* _Task directions_
Exclude all pictures, then copy each of the records exactly as written.

[Items listed in a dataset]
+ + + +
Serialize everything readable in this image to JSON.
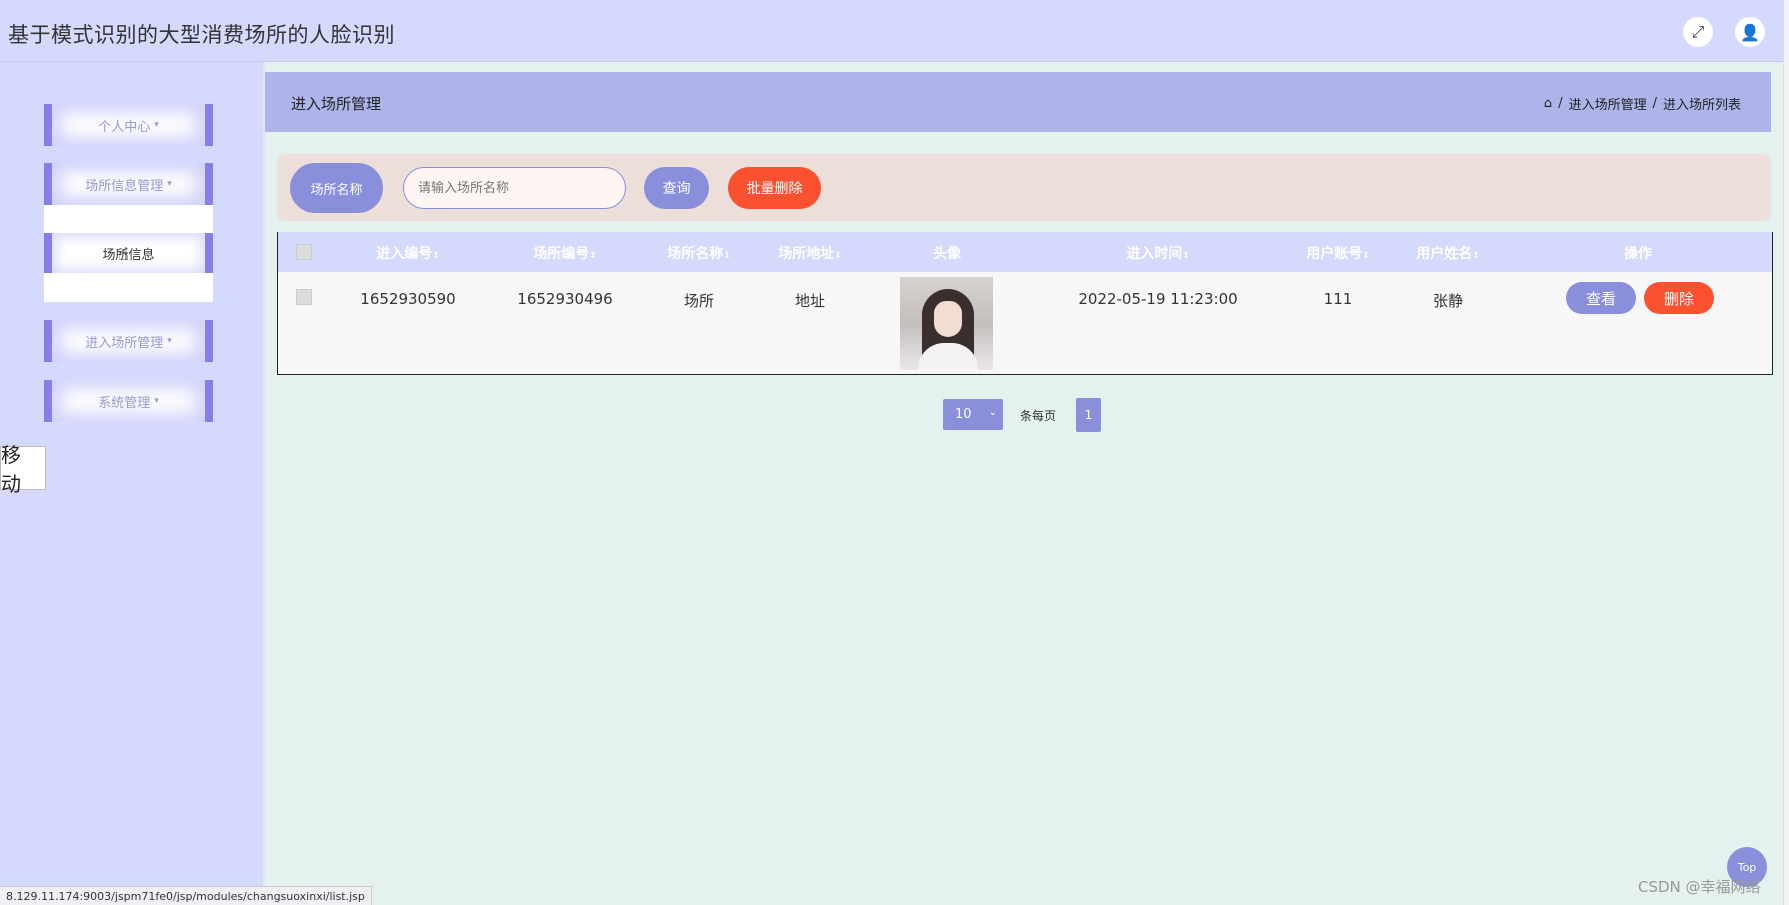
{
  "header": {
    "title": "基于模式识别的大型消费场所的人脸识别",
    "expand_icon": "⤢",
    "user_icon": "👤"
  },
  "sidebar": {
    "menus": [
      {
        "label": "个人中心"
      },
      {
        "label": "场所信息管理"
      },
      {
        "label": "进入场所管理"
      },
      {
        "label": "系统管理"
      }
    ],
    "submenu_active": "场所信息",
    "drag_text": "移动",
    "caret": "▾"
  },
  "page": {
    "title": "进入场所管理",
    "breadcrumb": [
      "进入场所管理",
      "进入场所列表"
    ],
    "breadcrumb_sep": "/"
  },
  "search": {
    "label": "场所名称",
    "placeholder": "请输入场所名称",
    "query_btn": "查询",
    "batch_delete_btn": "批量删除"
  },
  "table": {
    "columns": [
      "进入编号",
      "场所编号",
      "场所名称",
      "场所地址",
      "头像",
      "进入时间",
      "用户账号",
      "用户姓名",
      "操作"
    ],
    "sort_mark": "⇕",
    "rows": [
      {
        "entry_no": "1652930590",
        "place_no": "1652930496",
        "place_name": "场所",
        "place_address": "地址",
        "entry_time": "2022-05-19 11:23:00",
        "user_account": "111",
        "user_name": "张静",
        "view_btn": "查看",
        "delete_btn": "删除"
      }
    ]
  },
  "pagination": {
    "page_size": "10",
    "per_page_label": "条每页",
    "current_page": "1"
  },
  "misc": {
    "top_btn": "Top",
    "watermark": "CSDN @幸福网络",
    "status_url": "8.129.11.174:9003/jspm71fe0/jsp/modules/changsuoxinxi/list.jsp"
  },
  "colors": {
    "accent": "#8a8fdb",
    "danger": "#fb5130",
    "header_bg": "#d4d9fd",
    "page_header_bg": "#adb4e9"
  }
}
+ + + +
* _Final result_
Serialize everything readable in this image to JSON.
{
  "header": {
    "title": "基于模式识别的大型消费场所的人脸识别",
    "expand_icon": "⤢",
    "user_icon": "👤"
  },
  "sidebar": {
    "menus": [
      {
        "label": "个人中心"
      },
      {
        "label": "场所信息管理"
      },
      {
        "label": "进入场所管理"
      },
      {
        "label": "系统管理"
      }
    ],
    "submenu_active": "场所信息",
    "drag_text": "移动",
    "caret": "▾"
  },
  "page": {
    "title": "进入场所管理",
    "breadcrumb": [
      "进入场所管理",
      "进入场所列表"
    ],
    "breadcrumb_sep": "/"
  },
  "search": {
    "label": "场所名称",
    "placeholder": "请输入场所名称",
    "query_btn": "查询",
    "batch_delete_btn": "批量删除"
  },
  "table": {
    "columns": [
      "进入编号",
      "场所编号",
      "场所名称",
      "场所地址",
      "头像",
      "进入时间",
      "用户账号",
      "用户姓名",
      "操作"
    ],
    "sort_mark": "⇕",
    "rows": [
      {
        "entry_no": "1652930590",
        "place_no": "1652930496",
        "place_name": "场所",
        "place_address": "地址",
        "entry_time": "2022-05-19 11:23:00",
        "user_account": "111",
        "user_name": "张静",
        "view_btn": "查看",
        "delete_btn": "删除"
      }
    ]
  },
  "pagination": {
    "page_size": "10",
    "per_page_label": "条每页",
    "current_page": "1"
  },
  "misc": {
    "top_btn": "Top",
    "watermark": "CSDN @幸福网络",
    "status_url": "8.129.11.174:9003/jspm71fe0/jsp/modules/changsuoxinxi/list.jsp"
  },
  "colors": {
    "accent": "#8a8fdb",
    "danger": "#fb5130",
    "header_bg": "#d4d9fd",
    "page_header_bg": "#adb4e9"
  }
}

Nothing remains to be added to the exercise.